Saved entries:
┄┄┄┄┄┄

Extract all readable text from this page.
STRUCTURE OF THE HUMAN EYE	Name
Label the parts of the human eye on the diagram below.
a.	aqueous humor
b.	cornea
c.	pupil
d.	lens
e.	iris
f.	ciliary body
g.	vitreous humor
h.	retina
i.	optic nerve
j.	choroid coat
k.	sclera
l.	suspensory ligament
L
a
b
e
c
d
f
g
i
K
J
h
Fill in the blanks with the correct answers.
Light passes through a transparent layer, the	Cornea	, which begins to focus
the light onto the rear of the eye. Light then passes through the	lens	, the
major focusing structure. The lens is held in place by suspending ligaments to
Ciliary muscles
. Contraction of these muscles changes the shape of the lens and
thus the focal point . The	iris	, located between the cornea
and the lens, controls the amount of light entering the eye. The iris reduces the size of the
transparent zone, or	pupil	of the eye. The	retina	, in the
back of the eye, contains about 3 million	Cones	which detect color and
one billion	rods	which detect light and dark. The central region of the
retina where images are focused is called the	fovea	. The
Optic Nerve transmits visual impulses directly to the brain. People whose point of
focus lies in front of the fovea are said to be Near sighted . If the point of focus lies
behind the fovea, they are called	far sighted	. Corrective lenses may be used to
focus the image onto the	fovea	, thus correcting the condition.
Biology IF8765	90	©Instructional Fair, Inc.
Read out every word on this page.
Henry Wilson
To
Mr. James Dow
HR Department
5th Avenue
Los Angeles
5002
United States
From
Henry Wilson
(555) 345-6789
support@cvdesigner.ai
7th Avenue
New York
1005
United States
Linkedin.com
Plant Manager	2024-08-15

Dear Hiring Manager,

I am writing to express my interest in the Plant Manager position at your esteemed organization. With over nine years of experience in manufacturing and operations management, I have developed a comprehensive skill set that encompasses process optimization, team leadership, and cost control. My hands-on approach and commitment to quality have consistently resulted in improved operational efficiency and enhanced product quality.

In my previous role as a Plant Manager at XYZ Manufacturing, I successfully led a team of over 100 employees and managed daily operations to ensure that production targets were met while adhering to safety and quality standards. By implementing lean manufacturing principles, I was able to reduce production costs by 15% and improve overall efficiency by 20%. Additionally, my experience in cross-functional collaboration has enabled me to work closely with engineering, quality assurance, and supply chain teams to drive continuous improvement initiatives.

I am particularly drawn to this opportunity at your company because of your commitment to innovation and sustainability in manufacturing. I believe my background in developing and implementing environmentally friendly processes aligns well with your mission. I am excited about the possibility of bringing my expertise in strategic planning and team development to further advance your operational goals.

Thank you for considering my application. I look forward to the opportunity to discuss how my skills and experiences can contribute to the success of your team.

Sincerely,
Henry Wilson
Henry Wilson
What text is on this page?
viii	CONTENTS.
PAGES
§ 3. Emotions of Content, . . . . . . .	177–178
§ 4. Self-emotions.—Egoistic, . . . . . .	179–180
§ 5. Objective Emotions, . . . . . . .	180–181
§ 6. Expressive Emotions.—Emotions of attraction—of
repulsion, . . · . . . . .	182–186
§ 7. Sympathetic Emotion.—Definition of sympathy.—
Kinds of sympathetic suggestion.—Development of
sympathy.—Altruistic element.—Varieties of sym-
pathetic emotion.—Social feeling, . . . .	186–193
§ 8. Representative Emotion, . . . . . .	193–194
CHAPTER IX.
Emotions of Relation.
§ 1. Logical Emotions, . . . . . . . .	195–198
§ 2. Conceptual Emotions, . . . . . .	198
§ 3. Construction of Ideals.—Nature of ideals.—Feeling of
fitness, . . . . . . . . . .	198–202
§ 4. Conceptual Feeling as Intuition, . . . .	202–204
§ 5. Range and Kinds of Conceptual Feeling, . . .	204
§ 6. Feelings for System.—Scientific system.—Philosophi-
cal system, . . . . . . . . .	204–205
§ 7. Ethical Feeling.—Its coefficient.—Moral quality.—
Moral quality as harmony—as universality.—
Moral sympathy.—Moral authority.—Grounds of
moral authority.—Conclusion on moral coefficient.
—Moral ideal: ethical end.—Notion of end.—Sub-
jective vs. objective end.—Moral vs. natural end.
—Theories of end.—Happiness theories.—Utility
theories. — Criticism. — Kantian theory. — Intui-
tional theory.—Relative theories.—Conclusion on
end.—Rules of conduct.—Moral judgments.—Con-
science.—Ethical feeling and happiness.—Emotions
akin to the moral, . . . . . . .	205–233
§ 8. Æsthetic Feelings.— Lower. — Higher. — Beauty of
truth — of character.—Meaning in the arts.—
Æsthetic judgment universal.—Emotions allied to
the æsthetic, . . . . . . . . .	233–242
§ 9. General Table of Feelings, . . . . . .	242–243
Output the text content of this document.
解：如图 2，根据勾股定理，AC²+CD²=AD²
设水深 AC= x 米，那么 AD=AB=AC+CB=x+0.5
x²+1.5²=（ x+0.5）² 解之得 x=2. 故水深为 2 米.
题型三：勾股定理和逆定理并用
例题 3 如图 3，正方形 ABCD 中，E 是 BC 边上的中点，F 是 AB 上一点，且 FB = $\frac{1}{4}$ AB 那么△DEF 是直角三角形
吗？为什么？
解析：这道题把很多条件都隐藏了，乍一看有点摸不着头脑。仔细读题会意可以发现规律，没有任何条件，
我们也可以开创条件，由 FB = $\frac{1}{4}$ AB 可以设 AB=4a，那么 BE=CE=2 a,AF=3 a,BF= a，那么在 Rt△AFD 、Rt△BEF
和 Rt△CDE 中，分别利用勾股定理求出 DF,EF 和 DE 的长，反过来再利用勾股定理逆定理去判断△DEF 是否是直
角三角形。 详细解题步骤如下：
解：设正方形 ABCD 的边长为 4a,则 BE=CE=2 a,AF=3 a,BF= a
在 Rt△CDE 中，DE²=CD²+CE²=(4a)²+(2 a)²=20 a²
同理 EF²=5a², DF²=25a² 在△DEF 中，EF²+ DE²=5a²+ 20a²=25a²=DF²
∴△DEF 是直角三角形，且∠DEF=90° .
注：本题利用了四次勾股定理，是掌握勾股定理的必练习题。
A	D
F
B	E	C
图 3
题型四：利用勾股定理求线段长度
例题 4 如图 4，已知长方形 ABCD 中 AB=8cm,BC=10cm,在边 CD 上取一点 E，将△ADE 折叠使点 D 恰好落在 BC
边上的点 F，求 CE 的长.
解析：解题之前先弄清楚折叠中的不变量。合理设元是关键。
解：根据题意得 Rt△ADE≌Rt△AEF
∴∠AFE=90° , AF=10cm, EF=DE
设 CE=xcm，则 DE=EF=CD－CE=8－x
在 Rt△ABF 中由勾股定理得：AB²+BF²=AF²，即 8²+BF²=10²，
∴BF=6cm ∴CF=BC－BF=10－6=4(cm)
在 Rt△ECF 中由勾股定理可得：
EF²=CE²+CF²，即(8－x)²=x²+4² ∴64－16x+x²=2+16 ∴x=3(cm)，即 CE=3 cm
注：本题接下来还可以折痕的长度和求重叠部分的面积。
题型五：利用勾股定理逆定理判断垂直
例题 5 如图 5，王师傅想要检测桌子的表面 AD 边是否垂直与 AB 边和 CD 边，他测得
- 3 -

┄┄┄┄┄┄

Task statement: Reproduce only those lines of the entries above that run from the line with "Output the text content of this document." to the final line.

Task output:
Output the text content of this document.
解：如图 2，根据勾股定理，AC²+CD²=AD²
设水深 AC= x 米，那么 AD=AB=AC+CB=x+0.5
x²+1.5²=（ x+0.5）² 解之得 x=2. 故水深为 2 米.
题型三：勾股定理和逆定理并用
例题 3 如图 3，正方形 ABCD 中，E 是 BC 边上的中点，F 是 AB 上一点，且 FB = $\frac{1}{4}$ AB 那么△DEF 是直角三角形
吗？为什么？
解析：这道题把很多条件都隐藏了，乍一看有点摸不着头脑。仔细读题会意可以发现规律，没有任何条件，
我们也可以开创条件，由 FB = $\frac{1}{4}$ AB 可以设 AB=4a，那么 BE=CE=2 a,AF=3 a,BF= a，那么在 Rt△AFD 、Rt△BEF
和 Rt△CDE 中，分别利用勾股定理求出 DF,EF 和 DE 的长，反过来再利用勾股定理逆定理去判断△DEF 是否是直
角三角形。 详细解题步骤如下：
解：设正方形 ABCD 的边长为 4a,则 BE=CE=2 a,AF=3 a,BF= a
在 Rt△CDE 中，DE²=CD²+CE²=(4a)²+(2 a)²=20 a²
同理 EF²=5a², DF²=25a² 在△DEF 中，EF²+ DE²=5a²+ 20a²=25a²=DF²
∴△DEF 是直角三角形，且∠DEF=90° .
注：本题利用了四次勾股定理，是掌握勾股定理的必练习题。
A	D
F
B	E	C
图 3
题型四：利用勾股定理求线段长度
例题 4 如图 4，已知长方形 ABCD 中 AB=8cm,BC=10cm,在边 CD 上取一点 E，将△ADE 折叠使点 D 恰好落在 BC
边上的点 F，求 CE 的长.
解析：解题之前先弄清楚折叠中的不变量。合理设元是关键。
解：根据题意得 Rt△ADE≌Rt△AEF
∴∠AFE=90° , AF=10cm, EF=DE
设 CE=xcm，则 DE=EF=CD－CE=8－x
在 Rt△ABF 中由勾股定理得：AB²+BF²=AF²，即 8²+BF²=10²，
∴BF=6cm ∴CF=BC－BF=10－6=4(cm)
在 Rt△ECF 中由勾股定理可得：
EF²=CE²+CF²，即(8－x)²=x²+4² ∴64－16x+x²=2+16 ∴x=3(cm)，即 CE=3 cm
注：本题接下来还可以折痕的长度和求重叠部分的面积。
题型五：利用勾股定理逆定理判断垂直
例题 5 如图 5，王师傅想要检测桌子的表面 AD 边是否垂直与 AB 边和 CD 边，他测得
- 3 -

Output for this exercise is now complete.